SOURCE RECORDS:
[start]
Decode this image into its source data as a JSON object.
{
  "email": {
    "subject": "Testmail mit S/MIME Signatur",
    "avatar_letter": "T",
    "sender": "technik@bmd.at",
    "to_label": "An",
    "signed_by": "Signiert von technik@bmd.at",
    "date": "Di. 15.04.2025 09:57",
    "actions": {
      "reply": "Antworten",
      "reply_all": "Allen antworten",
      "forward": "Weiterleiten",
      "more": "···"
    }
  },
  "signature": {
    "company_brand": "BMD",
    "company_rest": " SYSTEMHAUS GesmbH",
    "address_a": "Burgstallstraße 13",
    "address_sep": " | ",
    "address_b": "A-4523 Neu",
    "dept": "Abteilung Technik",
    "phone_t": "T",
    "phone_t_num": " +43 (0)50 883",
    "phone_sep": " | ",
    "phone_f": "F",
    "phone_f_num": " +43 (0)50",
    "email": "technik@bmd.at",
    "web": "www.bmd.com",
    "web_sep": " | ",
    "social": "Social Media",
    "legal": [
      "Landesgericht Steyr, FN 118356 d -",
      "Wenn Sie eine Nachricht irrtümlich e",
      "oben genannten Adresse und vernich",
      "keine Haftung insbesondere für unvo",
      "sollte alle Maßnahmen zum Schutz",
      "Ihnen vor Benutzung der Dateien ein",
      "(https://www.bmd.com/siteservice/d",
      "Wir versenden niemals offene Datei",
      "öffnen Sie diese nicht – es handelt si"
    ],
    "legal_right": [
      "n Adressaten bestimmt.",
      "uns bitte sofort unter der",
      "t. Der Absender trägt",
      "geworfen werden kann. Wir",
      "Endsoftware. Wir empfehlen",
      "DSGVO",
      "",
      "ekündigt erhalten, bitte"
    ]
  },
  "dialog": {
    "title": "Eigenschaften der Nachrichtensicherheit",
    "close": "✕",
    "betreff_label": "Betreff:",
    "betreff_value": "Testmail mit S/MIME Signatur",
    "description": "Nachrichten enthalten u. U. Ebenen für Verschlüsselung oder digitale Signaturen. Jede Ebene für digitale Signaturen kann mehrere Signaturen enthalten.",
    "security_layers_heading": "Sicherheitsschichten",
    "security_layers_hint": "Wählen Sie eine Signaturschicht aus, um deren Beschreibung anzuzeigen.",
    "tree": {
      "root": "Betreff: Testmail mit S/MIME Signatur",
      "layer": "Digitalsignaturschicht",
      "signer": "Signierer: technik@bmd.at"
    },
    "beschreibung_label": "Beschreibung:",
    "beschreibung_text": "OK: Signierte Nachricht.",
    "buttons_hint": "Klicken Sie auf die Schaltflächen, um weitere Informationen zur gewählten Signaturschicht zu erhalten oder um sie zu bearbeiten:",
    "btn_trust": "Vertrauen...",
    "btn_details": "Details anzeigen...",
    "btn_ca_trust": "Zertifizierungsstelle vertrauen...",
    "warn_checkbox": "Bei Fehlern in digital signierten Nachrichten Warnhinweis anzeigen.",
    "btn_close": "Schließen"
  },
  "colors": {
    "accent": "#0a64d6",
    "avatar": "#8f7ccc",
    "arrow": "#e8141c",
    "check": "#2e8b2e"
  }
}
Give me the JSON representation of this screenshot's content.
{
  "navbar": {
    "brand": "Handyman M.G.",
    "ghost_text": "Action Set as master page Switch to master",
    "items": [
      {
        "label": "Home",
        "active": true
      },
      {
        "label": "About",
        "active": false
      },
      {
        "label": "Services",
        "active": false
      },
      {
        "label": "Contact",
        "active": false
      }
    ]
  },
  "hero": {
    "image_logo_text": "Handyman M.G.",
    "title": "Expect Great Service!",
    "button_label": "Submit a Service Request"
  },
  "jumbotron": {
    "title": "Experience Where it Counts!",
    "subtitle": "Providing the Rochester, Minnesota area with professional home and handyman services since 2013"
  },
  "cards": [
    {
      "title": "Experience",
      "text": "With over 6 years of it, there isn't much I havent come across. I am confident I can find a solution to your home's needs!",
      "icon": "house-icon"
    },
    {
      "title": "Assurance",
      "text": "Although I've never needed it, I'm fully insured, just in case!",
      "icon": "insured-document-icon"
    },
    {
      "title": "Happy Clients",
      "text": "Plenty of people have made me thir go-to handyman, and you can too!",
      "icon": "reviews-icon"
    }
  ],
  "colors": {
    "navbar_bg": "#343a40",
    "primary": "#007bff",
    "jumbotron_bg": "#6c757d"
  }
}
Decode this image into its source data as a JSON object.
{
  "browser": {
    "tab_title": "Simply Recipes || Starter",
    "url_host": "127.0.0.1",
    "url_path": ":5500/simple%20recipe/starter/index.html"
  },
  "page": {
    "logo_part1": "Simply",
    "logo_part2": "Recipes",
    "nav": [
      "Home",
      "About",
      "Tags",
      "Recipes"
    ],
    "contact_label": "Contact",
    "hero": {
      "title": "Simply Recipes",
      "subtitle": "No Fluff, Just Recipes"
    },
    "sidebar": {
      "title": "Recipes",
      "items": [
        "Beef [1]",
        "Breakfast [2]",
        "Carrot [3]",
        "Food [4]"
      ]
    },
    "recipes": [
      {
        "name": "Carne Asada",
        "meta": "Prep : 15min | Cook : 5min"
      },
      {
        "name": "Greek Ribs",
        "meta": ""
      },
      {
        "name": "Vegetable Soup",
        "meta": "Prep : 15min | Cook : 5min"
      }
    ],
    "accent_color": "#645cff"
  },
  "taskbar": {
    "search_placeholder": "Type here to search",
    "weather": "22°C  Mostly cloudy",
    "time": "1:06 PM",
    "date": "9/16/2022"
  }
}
[end]
[start]
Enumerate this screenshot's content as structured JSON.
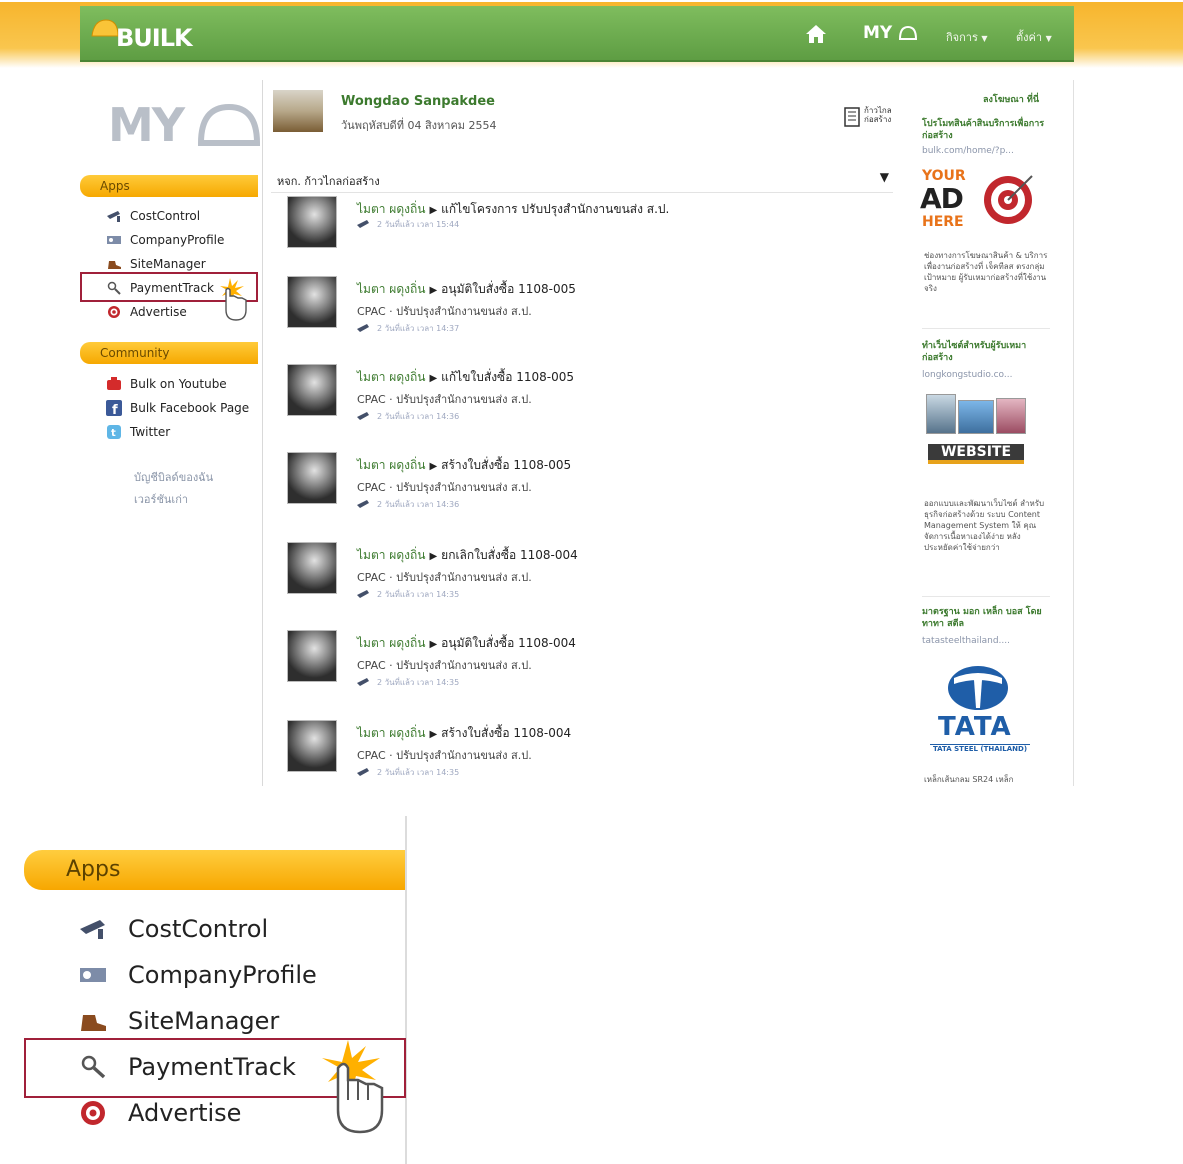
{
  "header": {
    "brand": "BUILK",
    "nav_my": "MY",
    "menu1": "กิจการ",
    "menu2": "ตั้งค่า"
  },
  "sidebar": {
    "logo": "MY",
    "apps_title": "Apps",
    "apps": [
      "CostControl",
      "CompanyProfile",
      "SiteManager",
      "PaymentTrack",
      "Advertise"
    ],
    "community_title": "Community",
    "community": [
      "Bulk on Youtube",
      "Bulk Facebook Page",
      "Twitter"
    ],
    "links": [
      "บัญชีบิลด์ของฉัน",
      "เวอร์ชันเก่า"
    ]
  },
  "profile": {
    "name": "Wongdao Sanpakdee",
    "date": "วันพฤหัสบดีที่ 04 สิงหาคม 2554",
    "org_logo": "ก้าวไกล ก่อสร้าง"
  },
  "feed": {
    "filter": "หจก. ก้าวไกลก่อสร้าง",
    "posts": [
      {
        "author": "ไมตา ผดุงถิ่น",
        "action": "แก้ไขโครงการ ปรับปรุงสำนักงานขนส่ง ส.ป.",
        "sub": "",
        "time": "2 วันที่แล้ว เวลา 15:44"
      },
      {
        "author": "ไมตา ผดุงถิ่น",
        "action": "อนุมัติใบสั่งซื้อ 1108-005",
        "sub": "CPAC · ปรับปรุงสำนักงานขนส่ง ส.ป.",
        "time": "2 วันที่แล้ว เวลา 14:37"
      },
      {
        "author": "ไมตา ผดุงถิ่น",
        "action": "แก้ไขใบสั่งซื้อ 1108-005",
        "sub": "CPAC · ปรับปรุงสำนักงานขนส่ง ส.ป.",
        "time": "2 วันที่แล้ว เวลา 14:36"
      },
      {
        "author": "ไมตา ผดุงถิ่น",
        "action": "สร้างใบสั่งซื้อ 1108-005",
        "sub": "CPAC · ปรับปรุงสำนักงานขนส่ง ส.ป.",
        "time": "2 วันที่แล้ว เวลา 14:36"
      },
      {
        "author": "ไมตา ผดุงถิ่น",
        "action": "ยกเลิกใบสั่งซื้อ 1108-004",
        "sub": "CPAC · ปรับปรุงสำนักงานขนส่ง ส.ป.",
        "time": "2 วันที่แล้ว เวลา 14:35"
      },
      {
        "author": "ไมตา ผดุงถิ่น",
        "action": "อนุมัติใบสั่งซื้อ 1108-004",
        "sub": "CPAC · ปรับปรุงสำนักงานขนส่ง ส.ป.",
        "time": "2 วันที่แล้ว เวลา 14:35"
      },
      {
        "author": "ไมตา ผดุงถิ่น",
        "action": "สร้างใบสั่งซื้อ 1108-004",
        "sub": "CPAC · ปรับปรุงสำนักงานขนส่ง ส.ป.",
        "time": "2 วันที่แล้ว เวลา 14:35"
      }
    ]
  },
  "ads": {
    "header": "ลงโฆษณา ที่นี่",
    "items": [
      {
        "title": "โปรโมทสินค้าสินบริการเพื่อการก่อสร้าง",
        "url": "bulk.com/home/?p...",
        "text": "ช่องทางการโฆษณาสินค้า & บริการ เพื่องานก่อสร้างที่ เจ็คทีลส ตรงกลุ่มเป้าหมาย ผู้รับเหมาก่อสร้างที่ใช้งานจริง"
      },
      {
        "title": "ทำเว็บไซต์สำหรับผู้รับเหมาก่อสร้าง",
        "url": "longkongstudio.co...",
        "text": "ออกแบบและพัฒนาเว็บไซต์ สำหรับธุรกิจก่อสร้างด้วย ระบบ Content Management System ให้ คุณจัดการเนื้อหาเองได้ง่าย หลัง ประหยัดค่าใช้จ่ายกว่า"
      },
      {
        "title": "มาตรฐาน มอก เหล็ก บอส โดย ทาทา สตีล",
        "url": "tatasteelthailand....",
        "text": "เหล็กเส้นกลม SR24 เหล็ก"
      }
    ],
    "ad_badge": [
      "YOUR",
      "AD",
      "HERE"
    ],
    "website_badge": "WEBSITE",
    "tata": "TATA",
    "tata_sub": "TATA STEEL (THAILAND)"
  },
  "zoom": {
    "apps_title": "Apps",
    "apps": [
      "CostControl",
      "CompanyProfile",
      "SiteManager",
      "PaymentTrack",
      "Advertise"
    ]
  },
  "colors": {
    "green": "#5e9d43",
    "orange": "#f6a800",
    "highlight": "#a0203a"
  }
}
[end]
[start]
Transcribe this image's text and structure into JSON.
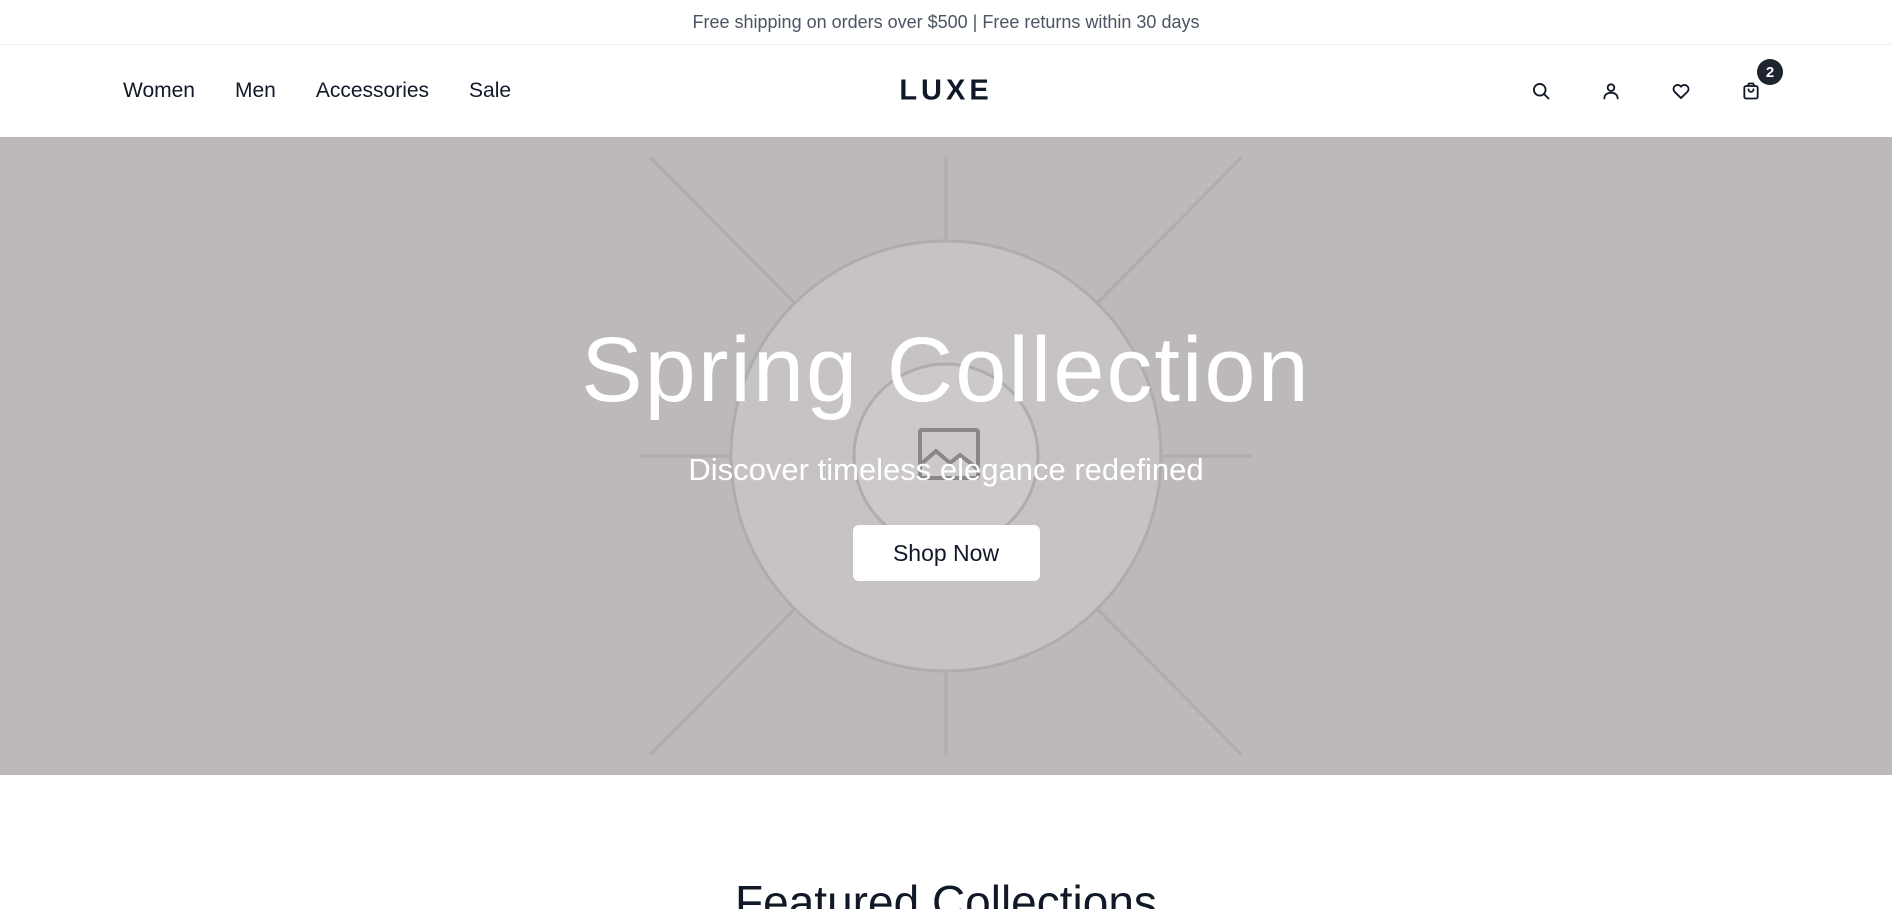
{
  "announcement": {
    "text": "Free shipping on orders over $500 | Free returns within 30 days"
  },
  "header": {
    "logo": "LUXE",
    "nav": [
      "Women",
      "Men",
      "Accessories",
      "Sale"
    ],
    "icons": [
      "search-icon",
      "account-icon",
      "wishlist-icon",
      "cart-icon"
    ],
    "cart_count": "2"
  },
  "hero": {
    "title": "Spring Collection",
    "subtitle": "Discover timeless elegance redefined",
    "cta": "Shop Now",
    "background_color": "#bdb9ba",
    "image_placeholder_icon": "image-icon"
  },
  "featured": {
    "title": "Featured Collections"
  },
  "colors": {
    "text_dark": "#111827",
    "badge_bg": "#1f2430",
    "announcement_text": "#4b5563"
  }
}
[end]
WHAT IS REQUIRED:
Above are entries; state the number of lines among them that contain "anzeigen", and nothing else.

PROBLEM SOLUTION:
2